The exercise:
Extract the complete data exactly as given.

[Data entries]
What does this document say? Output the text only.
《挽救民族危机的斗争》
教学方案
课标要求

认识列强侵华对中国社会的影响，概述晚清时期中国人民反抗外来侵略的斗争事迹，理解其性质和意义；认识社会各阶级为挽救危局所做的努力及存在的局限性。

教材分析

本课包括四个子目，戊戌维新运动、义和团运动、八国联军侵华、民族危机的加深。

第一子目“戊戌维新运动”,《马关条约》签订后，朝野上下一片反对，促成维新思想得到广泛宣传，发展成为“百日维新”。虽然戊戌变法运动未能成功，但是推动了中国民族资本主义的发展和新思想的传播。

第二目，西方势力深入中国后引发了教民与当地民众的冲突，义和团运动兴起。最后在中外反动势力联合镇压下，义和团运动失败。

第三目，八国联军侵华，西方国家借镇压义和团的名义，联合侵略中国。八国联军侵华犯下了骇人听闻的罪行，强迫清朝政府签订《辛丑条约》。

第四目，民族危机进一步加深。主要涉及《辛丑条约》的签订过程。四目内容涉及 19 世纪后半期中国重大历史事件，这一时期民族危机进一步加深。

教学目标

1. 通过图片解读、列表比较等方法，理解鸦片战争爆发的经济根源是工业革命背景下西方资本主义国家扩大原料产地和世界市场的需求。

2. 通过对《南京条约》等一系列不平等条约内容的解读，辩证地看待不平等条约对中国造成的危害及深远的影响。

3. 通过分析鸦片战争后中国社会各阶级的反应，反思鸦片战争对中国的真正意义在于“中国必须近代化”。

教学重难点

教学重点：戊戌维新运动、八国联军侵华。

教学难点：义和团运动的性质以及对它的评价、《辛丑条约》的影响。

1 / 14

Task answer:
What does this document say? Output the text only.
《挽救民族危机的斗争》
教学方案
课标要求

认识列强侵华对中国社会的影响，概述晚清时期中国人民反抗外来侵略的斗争事迹，理解其性质和意义；认识社会各阶级为挽救危局所做的努力及存在的局限性。

教材分析

本课包括四个子目，戊戌维新运动、义和团运动、八国联军侵华、民族危机的加深。

第一子目“戊戌维新运动”,《马关条约》签订后，朝野上下一片反对，促成维新思想得到广泛宣传，发展成为“百日维新”。虽然戊戌变法运动未能成功，但是推动了中国民族资本主义的发展和新思想的传播。

第二目，西方势力深入中国后引发了教民与当地民众的冲突，义和团运动兴起。最后在中外反动势力联合镇压下，义和团运动失败。

第三目，八国联军侵华，西方国家借镇压义和团的名义，联合侵略中国。八国联军侵华犯下了骇人听闻的罪行，强迫清朝政府签订《辛丑条约》。

第四目，民族危机进一步加深。主要涉及《辛丑条约》的签订过程。四目内容涉及 19 世纪后半期中国重大历史事件，这一时期民族危机进一步加深。

教学目标

1. 通过图片解读、列表比较等方法，理解鸦片战争爆发的经济根源是工业革命背景下西方资本主义国家扩大原料产地和世界市场的需求。

2. 通过对《南京条约》等一系列不平等条约内容的解读，辩证地看待不平等条约对中国造成的危害及深远的影响。

3. 通过分析鸦片战争后中国社会各阶级的反应，反思鸦片战争对中国的真正意义在于“中国必须近代化”。

教学重难点

教学重点：戊戌维新运动、八国联军侵华。

教学难点：义和团运动的性质以及对它的评价、《辛丑条约》的影响。

1 / 14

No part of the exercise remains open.